- **Exercise aim**
Find each line with the word "data" and copy it.

- **Entries provided**
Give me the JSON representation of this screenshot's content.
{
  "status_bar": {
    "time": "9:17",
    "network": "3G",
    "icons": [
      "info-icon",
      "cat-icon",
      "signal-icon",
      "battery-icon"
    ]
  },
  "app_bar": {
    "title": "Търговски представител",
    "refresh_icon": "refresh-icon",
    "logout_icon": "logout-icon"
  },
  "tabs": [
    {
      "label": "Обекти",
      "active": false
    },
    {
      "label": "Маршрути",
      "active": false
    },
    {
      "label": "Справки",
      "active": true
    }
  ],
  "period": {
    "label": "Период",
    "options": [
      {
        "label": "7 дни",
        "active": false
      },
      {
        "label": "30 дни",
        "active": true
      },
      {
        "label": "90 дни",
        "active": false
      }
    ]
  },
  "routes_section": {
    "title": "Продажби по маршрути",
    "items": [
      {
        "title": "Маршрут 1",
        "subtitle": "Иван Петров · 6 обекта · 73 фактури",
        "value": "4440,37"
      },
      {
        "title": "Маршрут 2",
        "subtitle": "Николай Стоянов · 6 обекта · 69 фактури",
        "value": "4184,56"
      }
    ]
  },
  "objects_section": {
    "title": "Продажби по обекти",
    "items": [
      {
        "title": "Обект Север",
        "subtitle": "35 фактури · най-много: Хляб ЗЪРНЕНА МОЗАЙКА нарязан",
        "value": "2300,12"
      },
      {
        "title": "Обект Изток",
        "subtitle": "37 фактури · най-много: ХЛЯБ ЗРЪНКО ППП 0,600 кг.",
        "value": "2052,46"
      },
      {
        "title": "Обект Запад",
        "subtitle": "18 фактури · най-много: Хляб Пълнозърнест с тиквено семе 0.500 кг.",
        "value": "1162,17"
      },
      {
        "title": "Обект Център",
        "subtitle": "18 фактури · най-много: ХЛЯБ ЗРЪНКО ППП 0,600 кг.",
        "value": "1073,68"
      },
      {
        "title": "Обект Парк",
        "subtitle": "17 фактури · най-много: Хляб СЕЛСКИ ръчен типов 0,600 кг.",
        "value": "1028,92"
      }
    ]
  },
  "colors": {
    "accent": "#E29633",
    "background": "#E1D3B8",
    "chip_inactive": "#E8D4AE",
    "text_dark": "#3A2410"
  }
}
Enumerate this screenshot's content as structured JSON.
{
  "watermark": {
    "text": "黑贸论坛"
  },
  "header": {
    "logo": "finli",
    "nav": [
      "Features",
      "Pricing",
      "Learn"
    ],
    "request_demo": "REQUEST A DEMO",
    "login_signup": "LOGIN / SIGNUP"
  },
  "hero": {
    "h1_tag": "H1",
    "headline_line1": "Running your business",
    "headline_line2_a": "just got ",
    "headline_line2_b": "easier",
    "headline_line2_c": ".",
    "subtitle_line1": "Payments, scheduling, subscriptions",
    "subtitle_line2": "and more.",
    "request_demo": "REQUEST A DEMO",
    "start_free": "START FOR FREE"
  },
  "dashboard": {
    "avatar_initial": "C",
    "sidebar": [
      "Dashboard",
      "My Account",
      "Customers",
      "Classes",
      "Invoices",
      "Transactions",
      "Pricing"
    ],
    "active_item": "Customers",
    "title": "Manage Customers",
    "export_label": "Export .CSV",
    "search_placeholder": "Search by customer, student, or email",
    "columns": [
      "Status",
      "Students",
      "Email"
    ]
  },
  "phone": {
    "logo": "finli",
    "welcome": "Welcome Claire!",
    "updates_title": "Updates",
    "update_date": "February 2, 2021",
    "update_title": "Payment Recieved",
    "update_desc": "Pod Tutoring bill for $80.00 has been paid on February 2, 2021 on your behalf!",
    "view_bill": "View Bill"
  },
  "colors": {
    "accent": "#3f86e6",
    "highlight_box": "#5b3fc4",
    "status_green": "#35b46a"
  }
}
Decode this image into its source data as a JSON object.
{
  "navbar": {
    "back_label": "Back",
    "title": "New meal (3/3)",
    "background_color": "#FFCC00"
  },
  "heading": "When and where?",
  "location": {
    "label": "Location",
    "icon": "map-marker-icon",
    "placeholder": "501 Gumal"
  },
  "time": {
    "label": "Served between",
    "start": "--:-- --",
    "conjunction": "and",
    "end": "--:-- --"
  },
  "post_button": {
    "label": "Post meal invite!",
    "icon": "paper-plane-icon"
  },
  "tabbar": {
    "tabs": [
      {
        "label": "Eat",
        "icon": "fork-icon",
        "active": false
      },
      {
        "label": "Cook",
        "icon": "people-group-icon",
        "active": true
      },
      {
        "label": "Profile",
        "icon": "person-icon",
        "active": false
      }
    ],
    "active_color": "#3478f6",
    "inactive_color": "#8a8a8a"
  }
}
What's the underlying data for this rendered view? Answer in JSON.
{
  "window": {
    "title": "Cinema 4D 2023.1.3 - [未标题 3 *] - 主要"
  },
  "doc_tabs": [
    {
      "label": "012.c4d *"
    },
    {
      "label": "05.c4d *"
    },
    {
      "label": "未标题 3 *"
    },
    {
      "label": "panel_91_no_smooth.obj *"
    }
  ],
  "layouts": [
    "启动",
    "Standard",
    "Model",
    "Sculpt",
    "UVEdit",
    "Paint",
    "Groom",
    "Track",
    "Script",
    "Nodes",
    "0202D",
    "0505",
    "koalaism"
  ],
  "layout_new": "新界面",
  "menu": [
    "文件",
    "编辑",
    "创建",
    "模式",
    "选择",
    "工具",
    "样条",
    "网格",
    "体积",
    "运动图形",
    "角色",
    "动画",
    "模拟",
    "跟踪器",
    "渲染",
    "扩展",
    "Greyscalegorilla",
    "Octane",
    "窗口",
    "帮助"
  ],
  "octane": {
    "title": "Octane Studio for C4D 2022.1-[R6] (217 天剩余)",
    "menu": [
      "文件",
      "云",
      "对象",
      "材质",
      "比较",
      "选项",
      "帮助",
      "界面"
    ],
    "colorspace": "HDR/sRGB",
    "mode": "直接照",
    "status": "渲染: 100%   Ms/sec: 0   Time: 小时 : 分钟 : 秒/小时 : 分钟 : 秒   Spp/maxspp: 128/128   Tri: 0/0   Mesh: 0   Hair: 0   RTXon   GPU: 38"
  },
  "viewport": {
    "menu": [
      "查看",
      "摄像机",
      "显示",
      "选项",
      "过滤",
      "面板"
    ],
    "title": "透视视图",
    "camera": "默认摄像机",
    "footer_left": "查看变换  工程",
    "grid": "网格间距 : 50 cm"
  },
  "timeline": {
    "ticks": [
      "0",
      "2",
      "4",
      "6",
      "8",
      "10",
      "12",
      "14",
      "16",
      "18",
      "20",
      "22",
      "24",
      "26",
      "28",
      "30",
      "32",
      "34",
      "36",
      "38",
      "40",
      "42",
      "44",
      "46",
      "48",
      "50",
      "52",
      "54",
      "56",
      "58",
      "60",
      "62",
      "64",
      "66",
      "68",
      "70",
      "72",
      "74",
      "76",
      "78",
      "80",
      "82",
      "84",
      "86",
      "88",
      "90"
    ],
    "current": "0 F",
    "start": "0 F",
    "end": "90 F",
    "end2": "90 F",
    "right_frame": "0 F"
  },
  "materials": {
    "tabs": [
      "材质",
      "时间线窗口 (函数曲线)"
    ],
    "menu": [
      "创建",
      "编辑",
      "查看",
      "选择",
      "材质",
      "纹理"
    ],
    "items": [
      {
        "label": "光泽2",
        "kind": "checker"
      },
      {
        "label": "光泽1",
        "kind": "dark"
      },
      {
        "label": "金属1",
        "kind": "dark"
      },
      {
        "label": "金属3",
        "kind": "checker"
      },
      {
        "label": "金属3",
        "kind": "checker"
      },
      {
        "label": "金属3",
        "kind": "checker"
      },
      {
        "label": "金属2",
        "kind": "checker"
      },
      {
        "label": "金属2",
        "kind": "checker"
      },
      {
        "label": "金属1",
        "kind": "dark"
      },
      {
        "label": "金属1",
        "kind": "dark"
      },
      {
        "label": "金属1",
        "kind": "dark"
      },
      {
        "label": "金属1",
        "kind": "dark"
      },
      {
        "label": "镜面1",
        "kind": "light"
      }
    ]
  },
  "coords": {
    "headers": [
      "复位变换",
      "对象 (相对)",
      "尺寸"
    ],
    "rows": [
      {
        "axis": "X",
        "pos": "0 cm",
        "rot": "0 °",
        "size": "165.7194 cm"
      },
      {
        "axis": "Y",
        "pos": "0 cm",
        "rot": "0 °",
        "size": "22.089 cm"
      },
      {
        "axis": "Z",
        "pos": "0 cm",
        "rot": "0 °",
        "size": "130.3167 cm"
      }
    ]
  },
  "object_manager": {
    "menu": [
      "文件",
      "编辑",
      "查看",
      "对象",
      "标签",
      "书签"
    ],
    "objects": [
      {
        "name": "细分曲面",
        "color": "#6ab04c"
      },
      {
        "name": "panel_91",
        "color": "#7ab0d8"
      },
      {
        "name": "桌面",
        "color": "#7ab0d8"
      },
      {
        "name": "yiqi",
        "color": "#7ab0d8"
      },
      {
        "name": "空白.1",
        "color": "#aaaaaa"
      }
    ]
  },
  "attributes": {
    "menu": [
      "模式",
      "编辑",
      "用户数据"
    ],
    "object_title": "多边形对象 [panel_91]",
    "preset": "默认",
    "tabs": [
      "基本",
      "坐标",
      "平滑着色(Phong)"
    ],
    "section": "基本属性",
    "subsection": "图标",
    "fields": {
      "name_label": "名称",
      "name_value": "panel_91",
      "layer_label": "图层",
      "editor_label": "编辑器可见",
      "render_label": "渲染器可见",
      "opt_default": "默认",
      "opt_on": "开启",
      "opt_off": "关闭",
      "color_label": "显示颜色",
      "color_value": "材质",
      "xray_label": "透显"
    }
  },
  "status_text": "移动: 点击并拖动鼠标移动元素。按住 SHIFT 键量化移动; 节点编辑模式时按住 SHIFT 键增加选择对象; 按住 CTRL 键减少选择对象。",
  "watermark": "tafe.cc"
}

- **Output of the exercise**
Decode this image into its source data as a JSON object.
What's the underlying data for this rendered view? Answer in JSON.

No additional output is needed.